* Job:
Write out the data below exactly as given, without any of its pictures.
+---+
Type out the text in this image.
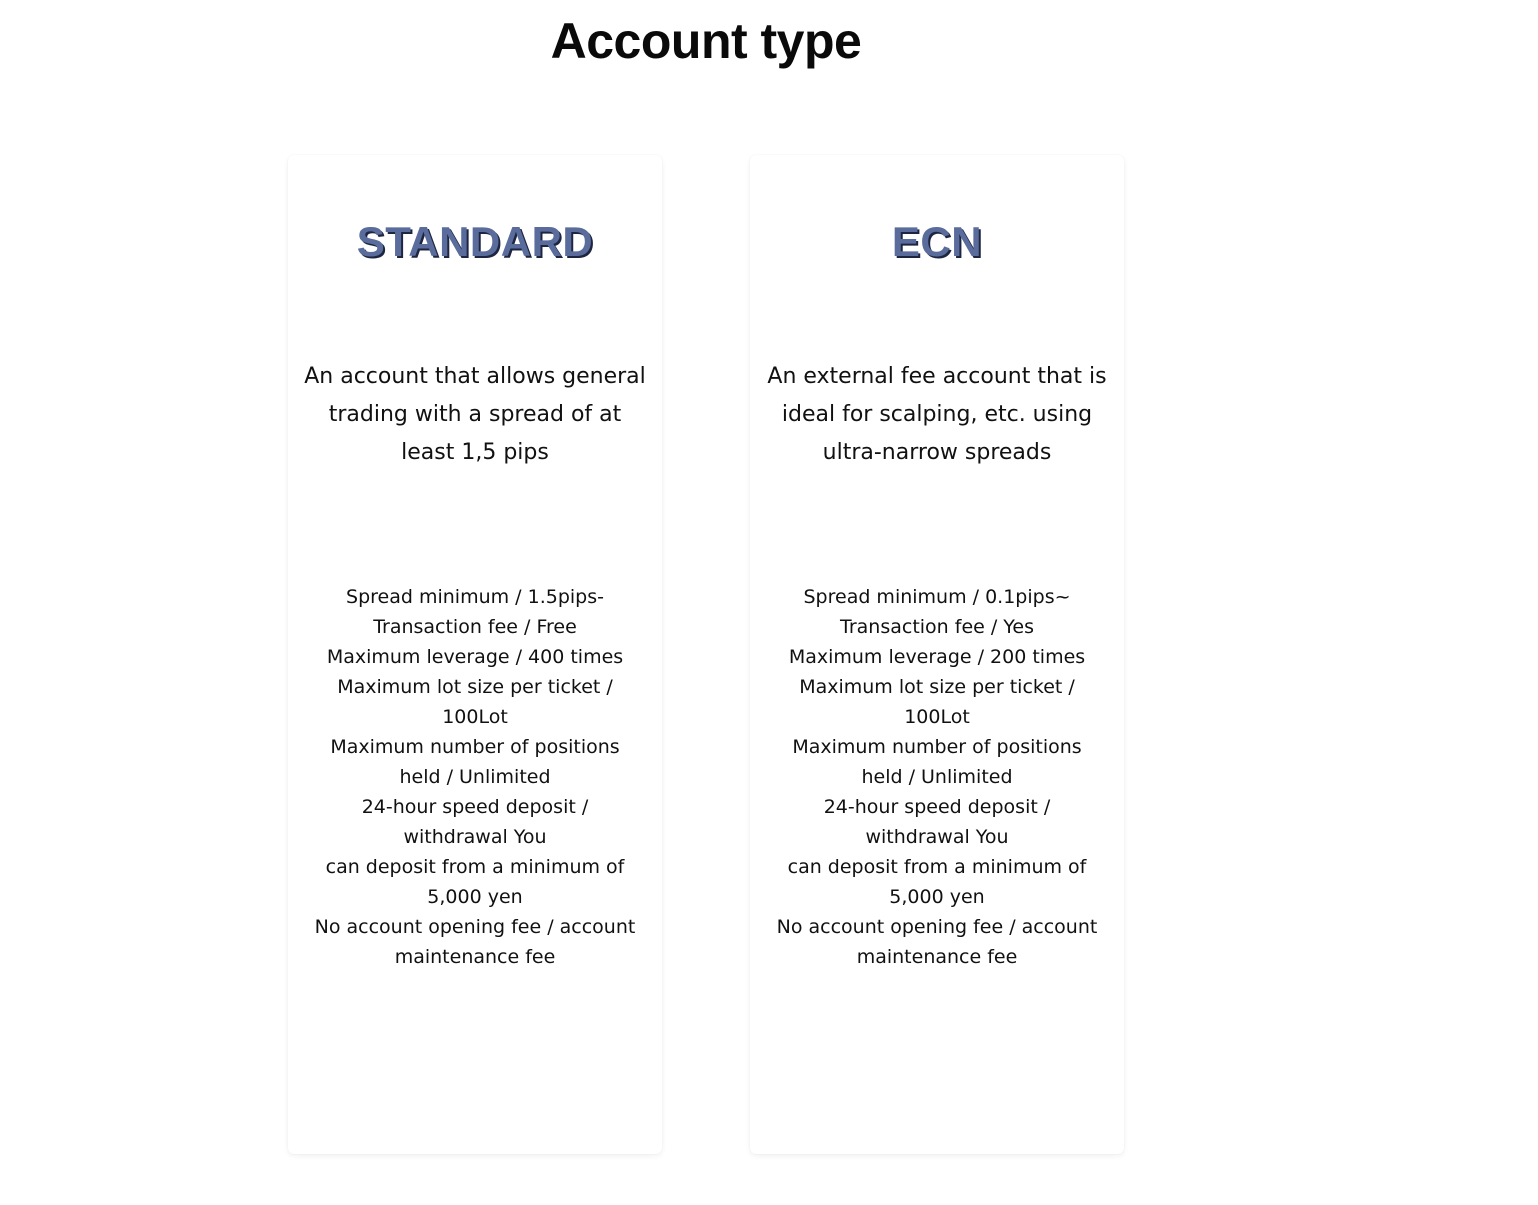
Account type
STANDARD

An account that allows general trading with a spread of at least 1,5 pips

Spread minimum / 1.5pips-
Transaction fee / Free
Maximum leverage / 400 times
Maximum lot size per ticket / 100Lot
Maximum number of positions held / Unlimited
24-hour speed deposit / withdrawal You
can deposit from a minimum of 5,000 yen
No account opening fee / account maintenance fee
ECN

An external fee account that is ideal for scalping, etc. using ultra-narrow spreads

Spread minimum / 0.1pips~
Transaction fee / Yes
Maximum leverage / 200 times
Maximum lot size per ticket / 100Lot
Maximum number of positions held / Unlimited
24-hour speed deposit / withdrawal You
can deposit from a minimum of 5,000 yen
No account opening fee / account maintenance fee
+---+
* Complete answer:
Type out the text in this image.
Account type
STANDARD

An account that allows general trading with a spread of at least 1,5 pips

Spread minimum / 1.5pips-
Transaction fee / Free
Maximum leverage / 400 times
Maximum lot size per ticket / 100Lot
Maximum number of positions held / Unlimited
24-hour speed deposit / withdrawal You
can deposit from a minimum of 5,000 yen
No account opening fee / account maintenance fee
ECN

An external fee account that is ideal for scalping, etc. using ultra-narrow spreads

Spread minimum / 0.1pips~
Transaction fee / Yes
Maximum leverage / 200 times
Maximum lot size per ticket / 100Lot
Maximum number of positions held / Unlimited
24-hour speed deposit / withdrawal You
can deposit from a minimum of 5,000 yen
No account opening fee / account maintenance fee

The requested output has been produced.